▶ Working data:
================================
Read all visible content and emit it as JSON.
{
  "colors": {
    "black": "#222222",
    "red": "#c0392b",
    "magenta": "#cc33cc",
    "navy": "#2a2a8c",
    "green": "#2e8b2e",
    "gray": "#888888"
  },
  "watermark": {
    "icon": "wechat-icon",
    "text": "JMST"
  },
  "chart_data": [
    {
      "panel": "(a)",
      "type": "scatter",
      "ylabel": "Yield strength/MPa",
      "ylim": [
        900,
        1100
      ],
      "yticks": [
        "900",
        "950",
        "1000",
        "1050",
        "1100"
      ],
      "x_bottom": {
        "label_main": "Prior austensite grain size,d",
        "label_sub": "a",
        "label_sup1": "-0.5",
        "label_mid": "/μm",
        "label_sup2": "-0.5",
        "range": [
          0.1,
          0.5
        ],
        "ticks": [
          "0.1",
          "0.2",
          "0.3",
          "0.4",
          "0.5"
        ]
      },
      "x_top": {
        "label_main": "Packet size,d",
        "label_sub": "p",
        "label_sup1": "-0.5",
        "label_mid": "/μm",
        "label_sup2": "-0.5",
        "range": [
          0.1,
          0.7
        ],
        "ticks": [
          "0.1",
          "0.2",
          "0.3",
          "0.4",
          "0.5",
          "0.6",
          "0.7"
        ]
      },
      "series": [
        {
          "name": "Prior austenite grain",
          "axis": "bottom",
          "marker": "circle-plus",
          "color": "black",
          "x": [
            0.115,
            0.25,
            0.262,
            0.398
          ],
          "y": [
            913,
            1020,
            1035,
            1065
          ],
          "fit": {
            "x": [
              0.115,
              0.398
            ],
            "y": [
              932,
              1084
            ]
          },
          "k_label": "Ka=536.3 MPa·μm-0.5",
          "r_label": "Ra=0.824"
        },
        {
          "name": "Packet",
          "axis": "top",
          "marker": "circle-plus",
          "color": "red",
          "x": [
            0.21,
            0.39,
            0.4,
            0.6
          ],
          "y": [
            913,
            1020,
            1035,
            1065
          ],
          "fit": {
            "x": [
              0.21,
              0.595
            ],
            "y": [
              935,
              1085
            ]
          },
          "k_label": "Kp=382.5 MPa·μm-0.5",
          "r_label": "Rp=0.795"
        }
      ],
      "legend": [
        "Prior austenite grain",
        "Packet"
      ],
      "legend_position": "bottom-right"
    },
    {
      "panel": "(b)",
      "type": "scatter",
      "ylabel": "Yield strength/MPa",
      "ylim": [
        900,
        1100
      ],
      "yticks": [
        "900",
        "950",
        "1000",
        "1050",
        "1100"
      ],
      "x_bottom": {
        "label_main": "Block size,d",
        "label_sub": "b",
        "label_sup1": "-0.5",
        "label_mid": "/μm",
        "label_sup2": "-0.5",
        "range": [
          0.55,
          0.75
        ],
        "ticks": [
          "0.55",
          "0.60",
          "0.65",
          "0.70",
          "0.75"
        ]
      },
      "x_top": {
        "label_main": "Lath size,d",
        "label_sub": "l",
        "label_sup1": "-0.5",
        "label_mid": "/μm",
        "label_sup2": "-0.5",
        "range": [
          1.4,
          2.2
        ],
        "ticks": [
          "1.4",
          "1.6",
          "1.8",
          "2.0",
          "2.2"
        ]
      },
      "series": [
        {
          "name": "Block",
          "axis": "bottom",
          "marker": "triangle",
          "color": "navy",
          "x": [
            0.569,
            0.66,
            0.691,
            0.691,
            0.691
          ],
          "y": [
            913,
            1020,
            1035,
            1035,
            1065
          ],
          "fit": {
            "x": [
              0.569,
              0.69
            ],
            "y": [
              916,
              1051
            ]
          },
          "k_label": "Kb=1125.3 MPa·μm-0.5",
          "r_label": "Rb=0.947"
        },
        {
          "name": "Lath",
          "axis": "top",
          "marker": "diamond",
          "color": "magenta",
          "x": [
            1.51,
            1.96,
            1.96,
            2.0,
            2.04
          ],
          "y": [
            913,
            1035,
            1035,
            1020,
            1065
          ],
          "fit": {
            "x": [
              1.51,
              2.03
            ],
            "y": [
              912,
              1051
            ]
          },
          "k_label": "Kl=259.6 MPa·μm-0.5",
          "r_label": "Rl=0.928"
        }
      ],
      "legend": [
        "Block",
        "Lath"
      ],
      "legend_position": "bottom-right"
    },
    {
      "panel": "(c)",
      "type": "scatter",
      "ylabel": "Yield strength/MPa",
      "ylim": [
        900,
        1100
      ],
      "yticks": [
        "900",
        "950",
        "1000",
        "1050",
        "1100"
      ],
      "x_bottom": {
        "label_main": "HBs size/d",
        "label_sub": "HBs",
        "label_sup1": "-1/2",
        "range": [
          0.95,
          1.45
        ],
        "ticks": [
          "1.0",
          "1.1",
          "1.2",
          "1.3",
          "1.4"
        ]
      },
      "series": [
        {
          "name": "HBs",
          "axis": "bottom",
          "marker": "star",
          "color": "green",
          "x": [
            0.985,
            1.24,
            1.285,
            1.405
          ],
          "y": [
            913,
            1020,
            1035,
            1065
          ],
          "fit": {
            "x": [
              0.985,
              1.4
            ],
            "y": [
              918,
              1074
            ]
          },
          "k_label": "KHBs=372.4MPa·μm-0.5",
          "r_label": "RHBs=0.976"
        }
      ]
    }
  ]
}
================================
▶ Do this: From the entries above, copy each line holding "austenite".

▶ The output:
          "name": "Prior austenite grain",
        "Prior austenite grain",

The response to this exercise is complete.